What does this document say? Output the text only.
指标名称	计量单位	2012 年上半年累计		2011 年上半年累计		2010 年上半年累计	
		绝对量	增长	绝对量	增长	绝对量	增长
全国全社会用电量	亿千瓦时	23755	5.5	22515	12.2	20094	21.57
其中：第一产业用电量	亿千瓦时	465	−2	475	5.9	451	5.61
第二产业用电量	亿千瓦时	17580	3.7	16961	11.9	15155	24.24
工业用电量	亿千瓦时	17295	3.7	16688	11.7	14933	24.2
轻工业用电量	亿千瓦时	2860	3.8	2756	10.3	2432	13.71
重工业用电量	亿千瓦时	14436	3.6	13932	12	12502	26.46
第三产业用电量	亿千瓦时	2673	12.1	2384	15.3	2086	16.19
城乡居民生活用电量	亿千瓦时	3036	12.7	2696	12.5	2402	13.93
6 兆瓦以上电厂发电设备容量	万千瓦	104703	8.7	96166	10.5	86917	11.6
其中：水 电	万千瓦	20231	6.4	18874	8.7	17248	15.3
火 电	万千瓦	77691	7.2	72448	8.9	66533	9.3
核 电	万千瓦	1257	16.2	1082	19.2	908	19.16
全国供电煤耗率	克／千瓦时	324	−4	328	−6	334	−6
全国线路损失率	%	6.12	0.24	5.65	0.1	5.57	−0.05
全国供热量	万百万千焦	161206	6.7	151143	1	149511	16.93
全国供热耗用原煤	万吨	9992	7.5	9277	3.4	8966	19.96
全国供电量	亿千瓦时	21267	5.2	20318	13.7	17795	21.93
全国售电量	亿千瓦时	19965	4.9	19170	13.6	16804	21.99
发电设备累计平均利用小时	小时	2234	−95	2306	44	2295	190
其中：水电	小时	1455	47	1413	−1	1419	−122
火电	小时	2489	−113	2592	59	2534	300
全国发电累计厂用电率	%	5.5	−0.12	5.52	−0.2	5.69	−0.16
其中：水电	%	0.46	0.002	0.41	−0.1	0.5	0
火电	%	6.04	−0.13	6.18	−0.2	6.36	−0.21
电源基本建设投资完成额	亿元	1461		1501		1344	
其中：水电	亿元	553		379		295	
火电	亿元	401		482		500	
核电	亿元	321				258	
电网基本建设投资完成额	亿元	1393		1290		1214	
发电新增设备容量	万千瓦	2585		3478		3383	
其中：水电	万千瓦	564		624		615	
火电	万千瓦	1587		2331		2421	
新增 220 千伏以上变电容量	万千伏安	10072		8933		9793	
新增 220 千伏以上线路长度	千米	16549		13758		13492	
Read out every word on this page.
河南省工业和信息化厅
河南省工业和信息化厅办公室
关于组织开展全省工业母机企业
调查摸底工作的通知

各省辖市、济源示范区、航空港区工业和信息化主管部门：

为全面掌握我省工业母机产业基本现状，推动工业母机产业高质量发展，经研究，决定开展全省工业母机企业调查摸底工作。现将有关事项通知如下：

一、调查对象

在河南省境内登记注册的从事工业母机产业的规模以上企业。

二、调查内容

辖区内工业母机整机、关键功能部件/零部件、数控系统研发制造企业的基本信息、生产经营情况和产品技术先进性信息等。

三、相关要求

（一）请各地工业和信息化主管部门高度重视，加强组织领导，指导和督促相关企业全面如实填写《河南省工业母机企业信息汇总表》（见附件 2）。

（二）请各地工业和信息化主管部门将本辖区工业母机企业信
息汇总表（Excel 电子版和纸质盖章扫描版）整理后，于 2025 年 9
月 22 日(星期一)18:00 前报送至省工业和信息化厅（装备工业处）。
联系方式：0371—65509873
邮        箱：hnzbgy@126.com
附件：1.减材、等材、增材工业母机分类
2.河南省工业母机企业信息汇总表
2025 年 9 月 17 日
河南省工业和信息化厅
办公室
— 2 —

• • • • • • •

Looking back at the lines above, state how many contain the word "this", and supply nothing besides the number.

2